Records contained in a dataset
--- Start ---

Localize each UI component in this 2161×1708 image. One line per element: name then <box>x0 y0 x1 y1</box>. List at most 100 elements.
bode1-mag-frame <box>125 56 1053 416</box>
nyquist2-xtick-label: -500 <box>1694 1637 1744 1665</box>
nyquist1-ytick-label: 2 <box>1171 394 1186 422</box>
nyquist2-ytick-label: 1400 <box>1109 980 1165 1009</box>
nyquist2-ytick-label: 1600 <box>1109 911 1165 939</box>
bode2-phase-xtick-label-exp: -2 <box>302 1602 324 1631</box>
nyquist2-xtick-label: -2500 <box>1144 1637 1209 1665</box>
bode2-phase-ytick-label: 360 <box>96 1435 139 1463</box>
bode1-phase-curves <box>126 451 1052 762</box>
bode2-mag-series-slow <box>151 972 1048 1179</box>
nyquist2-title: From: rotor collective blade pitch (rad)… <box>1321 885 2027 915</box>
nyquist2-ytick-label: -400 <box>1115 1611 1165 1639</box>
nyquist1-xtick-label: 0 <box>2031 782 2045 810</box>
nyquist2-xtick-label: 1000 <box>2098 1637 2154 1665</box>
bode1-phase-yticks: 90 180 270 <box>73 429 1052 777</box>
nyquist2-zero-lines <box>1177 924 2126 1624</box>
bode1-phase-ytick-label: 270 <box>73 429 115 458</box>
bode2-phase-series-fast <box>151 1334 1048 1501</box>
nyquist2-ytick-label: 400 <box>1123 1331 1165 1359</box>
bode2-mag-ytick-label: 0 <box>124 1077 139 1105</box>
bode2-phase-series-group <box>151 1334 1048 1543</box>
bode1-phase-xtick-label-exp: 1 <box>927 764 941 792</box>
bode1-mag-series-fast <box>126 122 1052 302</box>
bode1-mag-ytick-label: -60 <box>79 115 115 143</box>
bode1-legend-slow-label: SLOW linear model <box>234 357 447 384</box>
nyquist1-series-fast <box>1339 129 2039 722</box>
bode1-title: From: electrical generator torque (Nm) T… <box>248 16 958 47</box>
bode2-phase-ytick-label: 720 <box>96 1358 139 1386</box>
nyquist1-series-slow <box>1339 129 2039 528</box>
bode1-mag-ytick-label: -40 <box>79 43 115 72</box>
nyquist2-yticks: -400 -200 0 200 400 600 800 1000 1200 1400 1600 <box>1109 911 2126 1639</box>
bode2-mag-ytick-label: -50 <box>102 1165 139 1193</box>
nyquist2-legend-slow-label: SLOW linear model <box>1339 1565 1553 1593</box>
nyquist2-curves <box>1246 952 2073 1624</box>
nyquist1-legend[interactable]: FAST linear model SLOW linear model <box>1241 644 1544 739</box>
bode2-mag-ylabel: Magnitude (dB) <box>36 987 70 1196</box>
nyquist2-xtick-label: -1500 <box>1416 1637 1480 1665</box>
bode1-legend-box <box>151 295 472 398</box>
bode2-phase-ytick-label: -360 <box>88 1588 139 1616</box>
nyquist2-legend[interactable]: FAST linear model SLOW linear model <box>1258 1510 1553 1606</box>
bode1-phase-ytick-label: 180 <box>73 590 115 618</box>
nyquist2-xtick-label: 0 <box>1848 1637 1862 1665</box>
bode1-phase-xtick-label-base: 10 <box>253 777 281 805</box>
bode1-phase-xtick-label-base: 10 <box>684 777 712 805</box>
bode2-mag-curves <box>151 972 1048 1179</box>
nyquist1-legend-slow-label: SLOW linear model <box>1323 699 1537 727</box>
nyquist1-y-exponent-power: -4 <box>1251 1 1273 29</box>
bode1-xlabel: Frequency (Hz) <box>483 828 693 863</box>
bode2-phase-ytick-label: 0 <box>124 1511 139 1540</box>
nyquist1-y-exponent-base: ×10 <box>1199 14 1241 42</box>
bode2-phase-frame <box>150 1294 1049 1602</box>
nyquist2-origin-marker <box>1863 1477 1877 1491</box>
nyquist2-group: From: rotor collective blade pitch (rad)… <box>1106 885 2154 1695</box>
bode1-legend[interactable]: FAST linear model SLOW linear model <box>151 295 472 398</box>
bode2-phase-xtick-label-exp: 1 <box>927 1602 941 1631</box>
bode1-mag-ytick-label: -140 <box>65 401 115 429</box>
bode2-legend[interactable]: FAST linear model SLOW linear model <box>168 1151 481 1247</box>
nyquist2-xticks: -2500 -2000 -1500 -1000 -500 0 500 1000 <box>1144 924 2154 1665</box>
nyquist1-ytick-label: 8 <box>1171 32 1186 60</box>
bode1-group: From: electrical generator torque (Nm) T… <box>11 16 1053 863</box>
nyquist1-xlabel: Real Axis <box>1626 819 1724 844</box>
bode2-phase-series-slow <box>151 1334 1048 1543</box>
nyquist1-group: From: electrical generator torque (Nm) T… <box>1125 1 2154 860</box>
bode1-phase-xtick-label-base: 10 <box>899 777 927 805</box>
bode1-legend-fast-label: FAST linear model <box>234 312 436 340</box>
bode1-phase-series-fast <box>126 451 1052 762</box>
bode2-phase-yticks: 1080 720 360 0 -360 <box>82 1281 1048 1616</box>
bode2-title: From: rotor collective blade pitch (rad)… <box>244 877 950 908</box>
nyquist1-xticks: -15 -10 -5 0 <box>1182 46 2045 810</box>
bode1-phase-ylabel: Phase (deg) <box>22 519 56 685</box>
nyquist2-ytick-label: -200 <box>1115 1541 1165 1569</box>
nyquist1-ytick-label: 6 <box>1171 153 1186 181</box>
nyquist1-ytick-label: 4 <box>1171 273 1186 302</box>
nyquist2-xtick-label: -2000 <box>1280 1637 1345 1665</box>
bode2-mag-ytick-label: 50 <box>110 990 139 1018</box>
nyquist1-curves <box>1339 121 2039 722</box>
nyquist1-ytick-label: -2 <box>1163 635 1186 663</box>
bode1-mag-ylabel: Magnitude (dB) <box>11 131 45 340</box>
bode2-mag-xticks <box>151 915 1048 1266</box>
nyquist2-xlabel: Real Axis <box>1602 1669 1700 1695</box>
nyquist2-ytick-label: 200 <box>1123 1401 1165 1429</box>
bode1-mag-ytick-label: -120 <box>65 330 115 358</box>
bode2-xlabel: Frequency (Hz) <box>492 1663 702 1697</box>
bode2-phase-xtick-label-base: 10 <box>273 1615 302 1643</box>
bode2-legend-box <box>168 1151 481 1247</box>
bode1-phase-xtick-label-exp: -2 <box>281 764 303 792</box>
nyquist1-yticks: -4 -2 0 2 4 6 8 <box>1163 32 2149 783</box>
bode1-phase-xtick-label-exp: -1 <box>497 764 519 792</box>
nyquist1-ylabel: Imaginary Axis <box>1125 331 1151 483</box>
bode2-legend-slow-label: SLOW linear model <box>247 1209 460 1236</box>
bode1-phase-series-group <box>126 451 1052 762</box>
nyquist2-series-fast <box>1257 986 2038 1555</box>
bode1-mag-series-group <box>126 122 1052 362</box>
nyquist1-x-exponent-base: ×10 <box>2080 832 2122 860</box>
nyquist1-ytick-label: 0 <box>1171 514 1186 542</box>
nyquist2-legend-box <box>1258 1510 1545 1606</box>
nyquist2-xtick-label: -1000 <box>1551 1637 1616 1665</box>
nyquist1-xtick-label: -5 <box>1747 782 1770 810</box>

--- End ---

**What to work on:** Reproduce all of these lines, substituting "SLOW nonlinear model" for every occurrence of "SLOW linear model" and leaving everything else unchanged.

**Completed exercise:**
Localize each UI component in this 2161×1708 image. One line per element: name then <box>x0 y0 x1 y1</box>. List at most 100 elements.
bode1-mag-frame <box>125 56 1053 416</box>
nyquist2-xtick-label: -500 <box>1694 1637 1744 1665</box>
nyquist1-ytick-label: 2 <box>1171 394 1186 422</box>
nyquist2-ytick-label: 1400 <box>1109 980 1165 1009</box>
nyquist2-ytick-label: 1600 <box>1109 911 1165 939</box>
bode2-phase-xtick-label-exp: -2 <box>302 1602 324 1631</box>
nyquist2-xtick-label: -2500 <box>1144 1637 1209 1665</box>
bode2-phase-ytick-label: 360 <box>96 1435 139 1463</box>
bode1-phase-curves <box>126 451 1052 762</box>
bode2-mag-series-slow <box>151 972 1048 1179</box>
nyquist2-title: From: rotor collective blade pitch (rad)… <box>1321 885 2027 915</box>
nyquist2-ytick-label: -400 <box>1115 1611 1165 1639</box>
nyquist1-xtick-label: 0 <box>2031 782 2045 810</box>
nyquist2-xtick-label: 1000 <box>2098 1637 2154 1665</box>
bode1-phase-yticks: 90 180 270 <box>73 429 1052 777</box>
nyquist2-zero-lines <box>1177 924 2126 1624</box>
bode1-phase-ytick-label: 270 <box>73 429 115 458</box>
bode2-phase-series-fast <box>151 1334 1048 1501</box>
nyquist2-ytick-label: 400 <box>1123 1331 1165 1359</box>
bode2-mag-ytick-label: 0 <box>124 1077 139 1105</box>
bode2-phase-series-group <box>151 1334 1048 1543</box>
bode1-phase-xtick-label-exp: 1 <box>927 764 941 792</box>
bode1-mag-series-fast <box>126 122 1052 302</box>
bode1-mag-ytick-label: -60 <box>79 115 115 143</box>
bode1-legend-slow-label: SLOW nonlinear model <box>234 357 447 384</box>
nyquist1-series-fast <box>1339 129 2039 722</box>
bode1-title: From: electrical generator torque (Nm) T… <box>248 16 958 47</box>
bode2-phase-ytick-label: 720 <box>96 1358 139 1386</box>
nyquist1-series-slow <box>1339 129 2039 528</box>
bode1-mag-ytick-label: -40 <box>79 43 115 72</box>
nyquist2-yticks: -400 -200 0 200 400 600 800 1000 1200 1400 1600 <box>1109 911 2126 1639</box>
bode2-mag-ytick-label: -50 <box>102 1165 139 1193</box>
nyquist2-legend-slow-label: SLOW nonlinear model <box>1339 1565 1553 1593</box>
nyquist2-curves <box>1246 952 2073 1624</box>
nyquist1-legend[interactable]: FAST linear model SLOW nonlinear model <box>1241 644 1544 739</box>
bode2-mag-ylabel: Magnitude (dB) <box>36 987 70 1196</box>
nyquist2-xtick-label: -1500 <box>1416 1637 1480 1665</box>
bode1-legend-box <box>151 295 472 398</box>
bode2-phase-ytick-label: -360 <box>88 1588 139 1616</box>
nyquist2-legend[interactable]: FAST linear model SLOW nonlinear model <box>1258 1510 1553 1606</box>
bode1-phase-ytick-label: 180 <box>73 590 115 618</box>
nyquist2-xtick-label: 0 <box>1848 1637 1862 1665</box>
bode1-phase-xtick-label-base: 10 <box>253 777 281 805</box>
bode1-phase-xtick-label-base: 10 <box>684 777 712 805</box>
bode2-mag-curves <box>151 972 1048 1179</box>
nyquist1-legend-slow-label: SLOW nonlinear model <box>1323 699 1537 727</box>
nyquist1-y-exponent-power: -4 <box>1251 1 1273 29</box>
bode1-xlabel: Frequency (Hz) <box>483 828 693 863</box>
bode2-phase-ytick-label: 0 <box>124 1511 139 1540</box>
nyquist1-y-exponent-base: ×10 <box>1199 14 1241 42</box>
bode2-phase-frame <box>150 1294 1049 1602</box>
nyquist2-origin-marker <box>1863 1477 1877 1491</box>
nyquist2-group: From: rotor collective blade pitch (rad)… <box>1106 885 2154 1695</box>
bode1-legend[interactable]: FAST linear model SLOW nonlinear model <box>151 295 472 398</box>
bode2-phase-xtick-label-exp: 1 <box>927 1602 941 1631</box>
bode1-mag-ytick-label: -140 <box>65 401 115 429</box>
bode2-legend[interactable]: FAST linear model SLOW nonlinear model <box>168 1151 481 1247</box>
nyquist2-xticks: -2500 -2000 -1500 -1000 -500 0 500 1000 <box>1144 924 2154 1665</box>
nyquist1-ytick-label: 8 <box>1171 32 1186 60</box>
bode1-group: From: electrical generator torque (Nm) T… <box>11 16 1053 863</box>
nyquist1-xlabel: Real Axis <box>1626 819 1724 844</box>
bode2-phase-series-slow <box>151 1334 1048 1543</box>
nyquist1-group: From: electrical generator torque (Nm) T… <box>1125 1 2154 860</box>
bode1-phase-xtick-label-base: 10 <box>899 777 927 805</box>
bode1-legend-fast-label: FAST linear model <box>234 312 436 340</box>
bode1-phase-series-fast <box>126 451 1052 762</box>
bode2-phase-yticks: 1080 720 360 0 -360 <box>82 1281 1048 1616</box>
bode2-title: From: rotor collective blade pitch (rad)… <box>244 877 950 908</box>
nyquist1-xticks: -15 -10 -5 0 <box>1182 46 2045 810</box>
bode1-phase-ylabel: Phase (deg) <box>22 519 56 685</box>
nyquist2-ytick-label: -200 <box>1115 1541 1165 1569</box>
nyquist1-ytick-label: 6 <box>1171 153 1186 181</box>
nyquist1-ytick-label: 4 <box>1171 273 1186 302</box>
nyquist2-xtick-label: -2000 <box>1280 1637 1345 1665</box>
bode2-mag-ytick-label: 50 <box>110 990 139 1018</box>
nyquist1-curves <box>1339 121 2039 722</box>
nyquist1-ytick-label: -2 <box>1163 635 1186 663</box>
bode1-mag-ylabel: Magnitude (dB) <box>11 131 45 340</box>
bode2-mag-xticks <box>151 915 1048 1266</box>
nyquist2-xlabel: Real Axis <box>1602 1669 1700 1695</box>
nyquist2-ytick-label: 200 <box>1123 1401 1165 1429</box>
bode1-mag-ytick-label: -120 <box>65 330 115 358</box>
bode2-xlabel: Frequency (Hz) <box>492 1663 702 1697</box>
bode2-phase-xtick-label-base: 10 <box>273 1615 302 1643</box>
bode2-legend-box <box>168 1151 481 1247</box>
bode1-phase-xtick-label-exp: -2 <box>281 764 303 792</box>
nyquist1-yticks: -4 -2 0 2 4 6 8 <box>1163 32 2149 783</box>
bode1-phase-xtick-label-exp: -1 <box>497 764 519 792</box>
nyquist1-ylabel: Imaginary Axis <box>1125 331 1151 483</box>
bode2-legend-slow-label: SLOW nonlinear model <box>247 1209 460 1236</box>
bode1-phase-series-group <box>126 451 1052 762</box>
nyquist2-series-fast <box>1257 986 2038 1555</box>
bode1-mag-series-group <box>126 122 1052 362</box>
nyquist1-x-exponent-base: ×10 <box>2080 832 2122 860</box>
nyquist1-ytick-label: 0 <box>1171 514 1186 542</box>
nyquist2-legend-box <box>1258 1510 1545 1606</box>
nyquist2-xtick-label: -1000 <box>1551 1637 1616 1665</box>
nyquist1-xtick-label: -5 <box>1747 782 1770 810</box>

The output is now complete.